» Source data
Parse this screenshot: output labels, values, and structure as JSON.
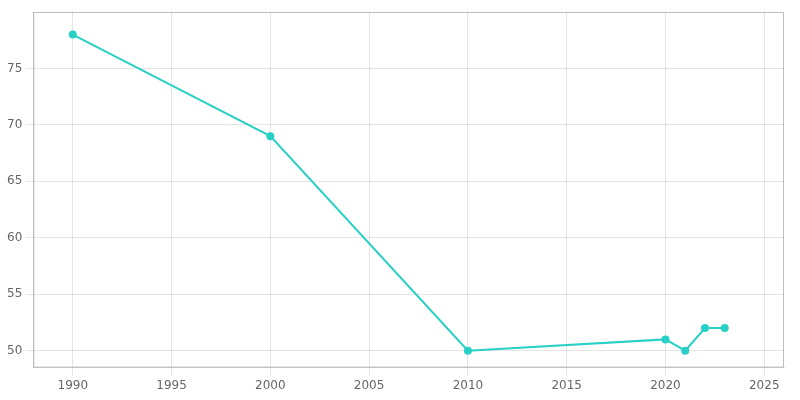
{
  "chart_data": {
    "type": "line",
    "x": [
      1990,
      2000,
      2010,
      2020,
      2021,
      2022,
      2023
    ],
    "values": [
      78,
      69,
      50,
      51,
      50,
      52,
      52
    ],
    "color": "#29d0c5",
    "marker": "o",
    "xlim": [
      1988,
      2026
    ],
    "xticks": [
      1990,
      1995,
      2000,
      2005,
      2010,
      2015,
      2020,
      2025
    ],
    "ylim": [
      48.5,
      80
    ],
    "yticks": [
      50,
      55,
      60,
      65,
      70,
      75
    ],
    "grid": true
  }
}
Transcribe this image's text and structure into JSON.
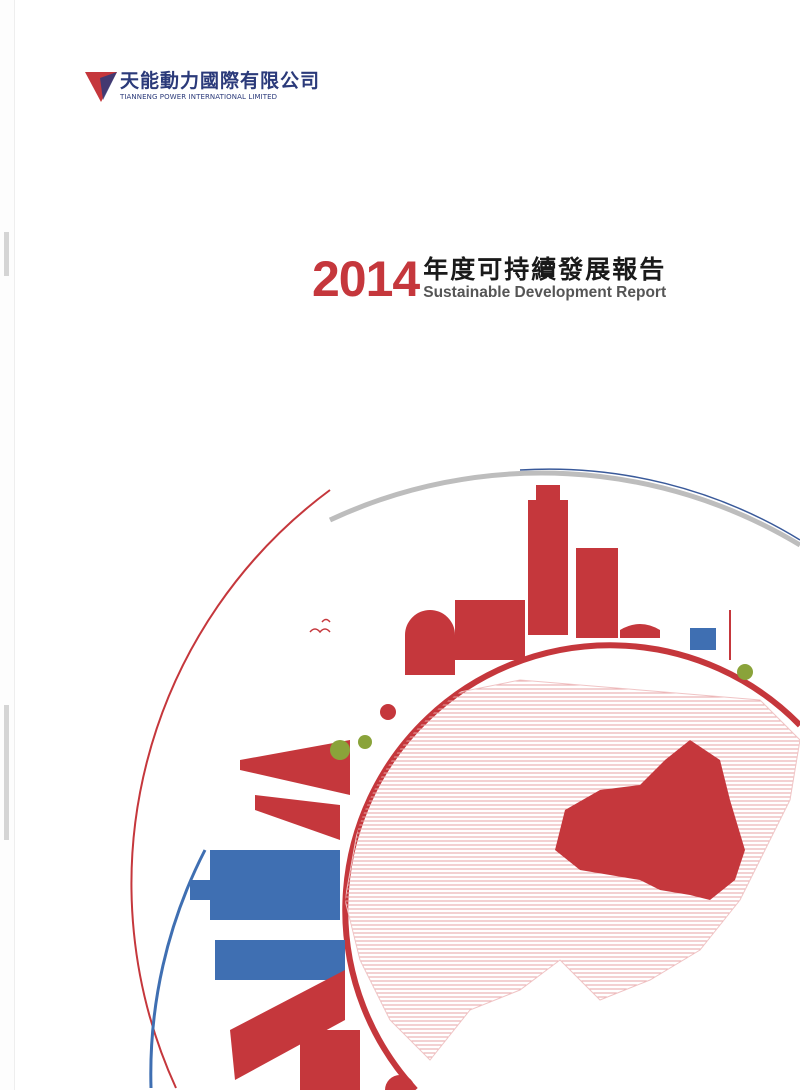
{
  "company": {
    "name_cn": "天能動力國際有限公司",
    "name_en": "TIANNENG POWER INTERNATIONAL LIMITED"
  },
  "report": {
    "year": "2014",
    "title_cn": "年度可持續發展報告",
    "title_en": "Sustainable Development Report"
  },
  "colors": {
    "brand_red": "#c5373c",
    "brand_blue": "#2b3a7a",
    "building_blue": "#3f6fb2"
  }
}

---

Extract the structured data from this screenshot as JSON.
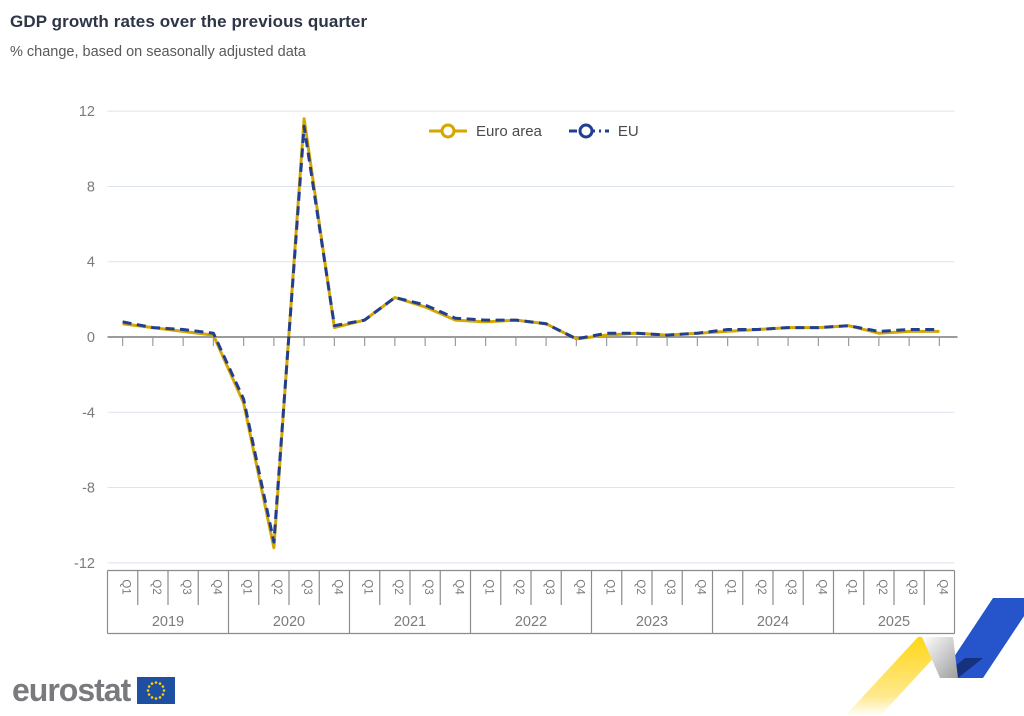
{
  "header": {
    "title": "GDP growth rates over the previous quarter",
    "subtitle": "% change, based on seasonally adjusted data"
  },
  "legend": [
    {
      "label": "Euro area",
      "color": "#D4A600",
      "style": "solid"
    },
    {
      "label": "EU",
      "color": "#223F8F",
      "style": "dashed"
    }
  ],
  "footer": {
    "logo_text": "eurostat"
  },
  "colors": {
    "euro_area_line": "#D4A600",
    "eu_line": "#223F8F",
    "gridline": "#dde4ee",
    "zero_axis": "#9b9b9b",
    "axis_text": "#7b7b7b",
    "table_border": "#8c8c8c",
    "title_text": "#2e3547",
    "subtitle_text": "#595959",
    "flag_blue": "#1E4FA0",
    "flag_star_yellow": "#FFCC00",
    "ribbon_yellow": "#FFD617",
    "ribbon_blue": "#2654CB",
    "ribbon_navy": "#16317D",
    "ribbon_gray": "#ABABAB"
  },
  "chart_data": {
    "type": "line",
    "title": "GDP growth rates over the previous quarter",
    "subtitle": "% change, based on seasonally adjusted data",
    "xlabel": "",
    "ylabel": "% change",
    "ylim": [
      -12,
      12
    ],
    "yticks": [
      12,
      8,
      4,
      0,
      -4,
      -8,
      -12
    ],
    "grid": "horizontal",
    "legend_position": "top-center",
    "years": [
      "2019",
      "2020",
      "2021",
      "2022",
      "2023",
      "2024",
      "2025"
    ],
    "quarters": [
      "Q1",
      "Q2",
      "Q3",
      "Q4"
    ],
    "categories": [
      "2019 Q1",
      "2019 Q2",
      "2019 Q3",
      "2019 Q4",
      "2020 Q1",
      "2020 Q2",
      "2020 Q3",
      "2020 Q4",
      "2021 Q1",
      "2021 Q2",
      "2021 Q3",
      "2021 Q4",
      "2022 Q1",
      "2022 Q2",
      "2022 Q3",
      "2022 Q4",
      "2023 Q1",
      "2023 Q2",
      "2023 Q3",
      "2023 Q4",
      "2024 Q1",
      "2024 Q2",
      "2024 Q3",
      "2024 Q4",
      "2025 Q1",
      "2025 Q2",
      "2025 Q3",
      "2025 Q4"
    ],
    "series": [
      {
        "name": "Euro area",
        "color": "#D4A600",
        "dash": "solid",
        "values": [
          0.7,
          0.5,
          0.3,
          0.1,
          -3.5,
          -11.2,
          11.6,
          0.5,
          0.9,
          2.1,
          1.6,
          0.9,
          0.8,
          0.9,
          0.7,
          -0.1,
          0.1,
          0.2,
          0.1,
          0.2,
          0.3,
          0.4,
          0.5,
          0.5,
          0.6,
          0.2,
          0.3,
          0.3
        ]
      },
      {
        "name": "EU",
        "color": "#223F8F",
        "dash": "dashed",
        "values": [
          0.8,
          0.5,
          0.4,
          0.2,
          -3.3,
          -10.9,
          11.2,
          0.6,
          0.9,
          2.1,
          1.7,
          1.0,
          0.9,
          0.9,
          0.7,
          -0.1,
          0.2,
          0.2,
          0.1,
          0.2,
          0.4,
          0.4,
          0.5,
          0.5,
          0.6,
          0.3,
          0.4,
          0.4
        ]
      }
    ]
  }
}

* * *

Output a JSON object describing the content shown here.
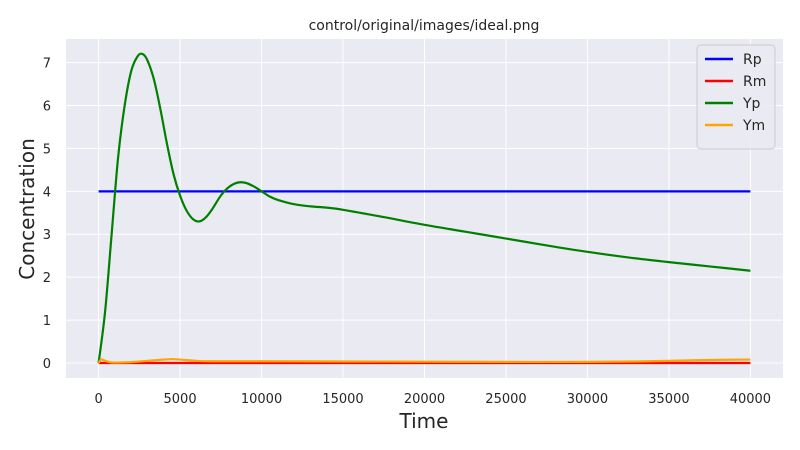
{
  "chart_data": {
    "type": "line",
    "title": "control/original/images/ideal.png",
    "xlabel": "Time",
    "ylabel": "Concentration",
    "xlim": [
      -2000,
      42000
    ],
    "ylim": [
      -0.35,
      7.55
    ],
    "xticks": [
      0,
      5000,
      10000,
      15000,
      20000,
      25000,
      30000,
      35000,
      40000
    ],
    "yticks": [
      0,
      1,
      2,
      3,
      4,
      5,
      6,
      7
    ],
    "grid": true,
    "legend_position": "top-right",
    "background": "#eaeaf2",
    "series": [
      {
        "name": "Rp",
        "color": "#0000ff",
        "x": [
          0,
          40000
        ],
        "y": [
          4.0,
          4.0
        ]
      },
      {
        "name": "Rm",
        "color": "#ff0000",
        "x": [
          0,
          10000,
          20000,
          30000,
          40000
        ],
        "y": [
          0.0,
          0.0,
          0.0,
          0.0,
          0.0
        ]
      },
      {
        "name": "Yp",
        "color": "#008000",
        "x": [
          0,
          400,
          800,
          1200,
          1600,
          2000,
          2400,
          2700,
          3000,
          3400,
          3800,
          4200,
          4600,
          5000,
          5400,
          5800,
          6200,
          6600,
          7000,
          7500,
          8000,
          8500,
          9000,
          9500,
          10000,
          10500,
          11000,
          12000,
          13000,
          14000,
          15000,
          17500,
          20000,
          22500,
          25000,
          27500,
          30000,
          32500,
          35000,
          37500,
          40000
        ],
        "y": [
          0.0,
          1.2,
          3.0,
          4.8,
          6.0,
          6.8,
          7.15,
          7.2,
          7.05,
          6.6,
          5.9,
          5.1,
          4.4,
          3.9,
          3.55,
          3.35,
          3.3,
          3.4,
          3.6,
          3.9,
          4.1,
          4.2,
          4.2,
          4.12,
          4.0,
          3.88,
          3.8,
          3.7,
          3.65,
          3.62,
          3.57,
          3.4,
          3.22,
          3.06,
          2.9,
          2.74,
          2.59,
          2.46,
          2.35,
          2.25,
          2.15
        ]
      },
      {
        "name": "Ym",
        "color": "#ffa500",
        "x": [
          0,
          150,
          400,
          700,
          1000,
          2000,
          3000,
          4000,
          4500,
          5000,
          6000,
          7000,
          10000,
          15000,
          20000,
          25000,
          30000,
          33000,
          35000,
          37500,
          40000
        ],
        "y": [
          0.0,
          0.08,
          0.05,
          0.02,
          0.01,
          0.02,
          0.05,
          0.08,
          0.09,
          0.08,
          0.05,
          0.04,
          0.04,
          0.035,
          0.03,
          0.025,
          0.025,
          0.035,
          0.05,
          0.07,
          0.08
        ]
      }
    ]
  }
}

» Exercise details
Return all lines with the word "ylabel" in them.

» Task solution
    "ylabel": "% change",
    "ylabel": "Concentration",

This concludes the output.